RECORDS SHOWN:

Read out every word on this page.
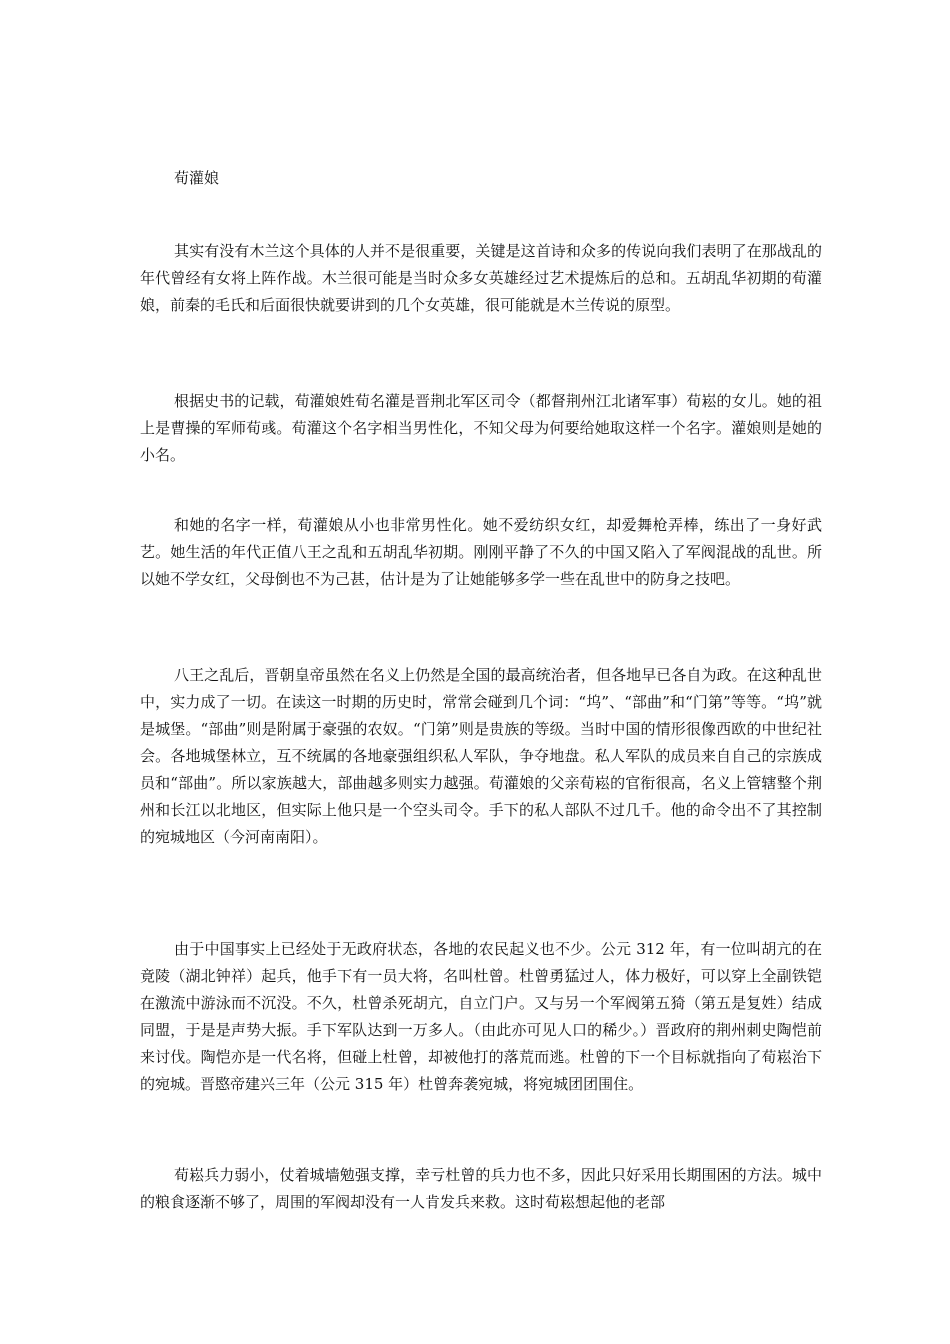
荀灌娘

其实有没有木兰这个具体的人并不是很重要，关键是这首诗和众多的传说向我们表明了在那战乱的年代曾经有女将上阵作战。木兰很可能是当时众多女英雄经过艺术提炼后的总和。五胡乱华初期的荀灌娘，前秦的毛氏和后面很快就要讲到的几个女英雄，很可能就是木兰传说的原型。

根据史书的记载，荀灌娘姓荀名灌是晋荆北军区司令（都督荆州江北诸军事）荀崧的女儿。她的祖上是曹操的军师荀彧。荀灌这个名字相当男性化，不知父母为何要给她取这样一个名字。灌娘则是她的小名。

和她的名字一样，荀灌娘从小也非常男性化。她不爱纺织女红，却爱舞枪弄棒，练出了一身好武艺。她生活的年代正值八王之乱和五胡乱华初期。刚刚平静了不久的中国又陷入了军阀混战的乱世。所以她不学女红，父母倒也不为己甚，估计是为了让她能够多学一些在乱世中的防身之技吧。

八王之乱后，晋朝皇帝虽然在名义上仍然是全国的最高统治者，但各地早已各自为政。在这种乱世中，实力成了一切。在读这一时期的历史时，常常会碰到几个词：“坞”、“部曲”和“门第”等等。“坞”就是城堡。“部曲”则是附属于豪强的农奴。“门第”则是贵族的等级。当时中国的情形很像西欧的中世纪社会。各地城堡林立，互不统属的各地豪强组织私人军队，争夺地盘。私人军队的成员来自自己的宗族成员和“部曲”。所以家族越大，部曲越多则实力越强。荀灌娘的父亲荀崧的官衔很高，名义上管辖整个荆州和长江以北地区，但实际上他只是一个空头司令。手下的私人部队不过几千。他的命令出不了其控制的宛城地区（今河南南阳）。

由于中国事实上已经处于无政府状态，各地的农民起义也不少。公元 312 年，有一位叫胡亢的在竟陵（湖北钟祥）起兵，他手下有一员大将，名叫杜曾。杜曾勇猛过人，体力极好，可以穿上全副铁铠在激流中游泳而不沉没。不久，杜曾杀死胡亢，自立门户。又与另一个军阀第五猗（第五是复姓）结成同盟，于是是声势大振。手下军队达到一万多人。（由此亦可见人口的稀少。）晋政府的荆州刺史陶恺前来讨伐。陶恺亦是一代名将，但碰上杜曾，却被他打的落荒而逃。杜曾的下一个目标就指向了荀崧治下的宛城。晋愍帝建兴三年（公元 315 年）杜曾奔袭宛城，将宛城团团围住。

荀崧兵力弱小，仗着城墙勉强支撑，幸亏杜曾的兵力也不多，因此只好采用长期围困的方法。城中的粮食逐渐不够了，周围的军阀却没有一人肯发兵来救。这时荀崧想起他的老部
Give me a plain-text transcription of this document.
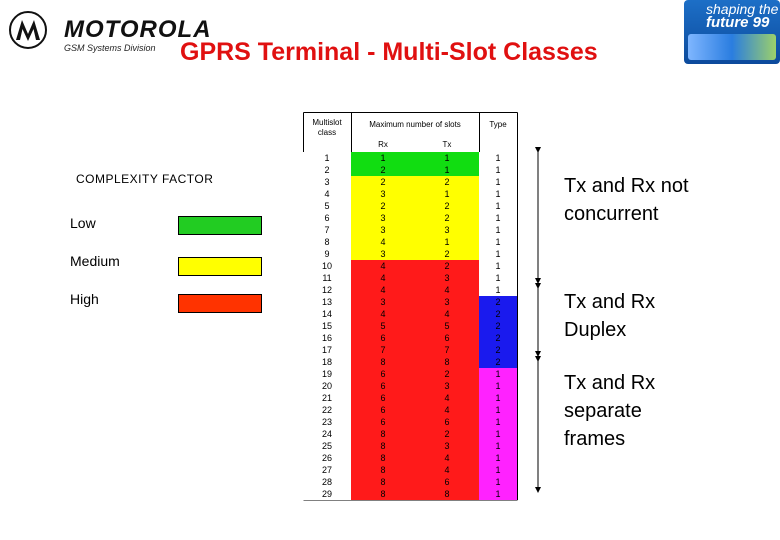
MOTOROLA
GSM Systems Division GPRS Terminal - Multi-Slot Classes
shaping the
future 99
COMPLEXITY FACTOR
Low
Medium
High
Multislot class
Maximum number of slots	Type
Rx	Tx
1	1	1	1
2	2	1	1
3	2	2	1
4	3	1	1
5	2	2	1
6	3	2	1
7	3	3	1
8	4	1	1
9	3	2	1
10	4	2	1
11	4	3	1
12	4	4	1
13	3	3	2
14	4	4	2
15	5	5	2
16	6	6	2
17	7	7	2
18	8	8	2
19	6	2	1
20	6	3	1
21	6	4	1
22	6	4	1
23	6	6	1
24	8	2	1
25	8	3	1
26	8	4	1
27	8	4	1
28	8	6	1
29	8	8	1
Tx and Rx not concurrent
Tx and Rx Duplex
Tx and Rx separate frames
...
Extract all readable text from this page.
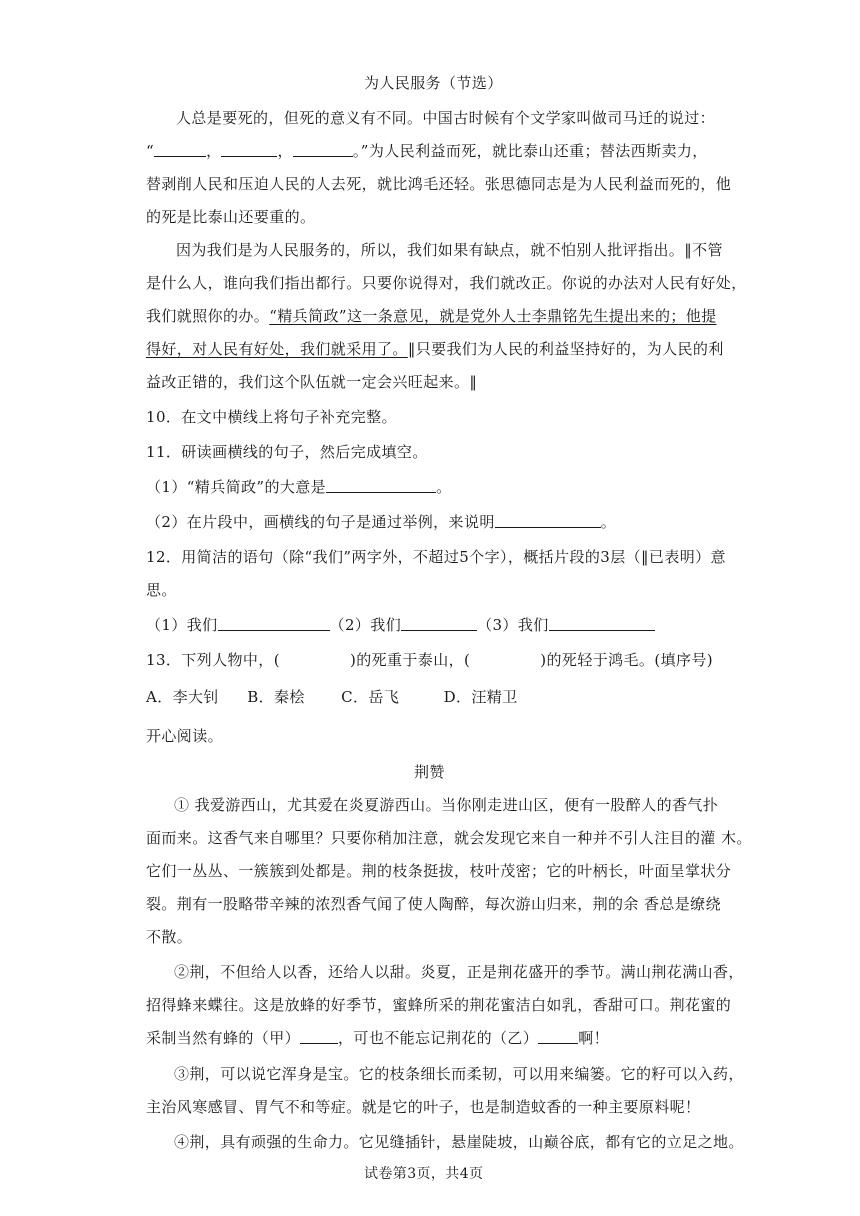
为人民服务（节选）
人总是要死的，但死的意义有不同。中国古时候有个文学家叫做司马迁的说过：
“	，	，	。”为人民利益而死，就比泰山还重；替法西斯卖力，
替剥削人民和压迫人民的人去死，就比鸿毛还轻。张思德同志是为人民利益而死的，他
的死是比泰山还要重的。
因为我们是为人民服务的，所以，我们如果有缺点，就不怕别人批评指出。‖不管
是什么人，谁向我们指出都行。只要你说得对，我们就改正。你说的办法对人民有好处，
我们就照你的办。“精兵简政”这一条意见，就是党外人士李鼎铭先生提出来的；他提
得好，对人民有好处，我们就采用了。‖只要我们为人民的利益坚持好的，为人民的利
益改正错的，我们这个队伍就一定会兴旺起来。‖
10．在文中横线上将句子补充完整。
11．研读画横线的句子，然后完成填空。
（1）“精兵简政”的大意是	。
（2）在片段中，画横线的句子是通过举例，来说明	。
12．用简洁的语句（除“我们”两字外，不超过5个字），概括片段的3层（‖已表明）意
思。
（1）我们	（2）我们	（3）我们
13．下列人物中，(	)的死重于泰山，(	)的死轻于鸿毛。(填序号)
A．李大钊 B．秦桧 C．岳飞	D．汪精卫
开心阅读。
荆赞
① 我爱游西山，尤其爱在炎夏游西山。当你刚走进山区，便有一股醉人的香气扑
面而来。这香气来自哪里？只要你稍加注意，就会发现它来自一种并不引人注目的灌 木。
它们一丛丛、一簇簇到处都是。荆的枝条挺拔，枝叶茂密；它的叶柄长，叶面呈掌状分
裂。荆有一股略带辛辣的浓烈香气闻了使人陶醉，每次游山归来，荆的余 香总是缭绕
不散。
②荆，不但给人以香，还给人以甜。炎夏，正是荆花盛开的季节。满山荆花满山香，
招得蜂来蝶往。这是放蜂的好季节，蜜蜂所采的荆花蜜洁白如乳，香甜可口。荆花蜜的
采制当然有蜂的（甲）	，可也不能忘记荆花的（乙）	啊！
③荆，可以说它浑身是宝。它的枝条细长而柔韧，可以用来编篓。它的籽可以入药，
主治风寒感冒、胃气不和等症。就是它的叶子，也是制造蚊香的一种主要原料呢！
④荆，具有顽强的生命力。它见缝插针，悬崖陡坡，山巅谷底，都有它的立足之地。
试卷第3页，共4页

TASK DETAILS: Using the listing above, pull out all lines that hold the word "text".

CORRECT OUTPUT:
Give me a plain-text transcription of this document.
Extract all readable text from this page.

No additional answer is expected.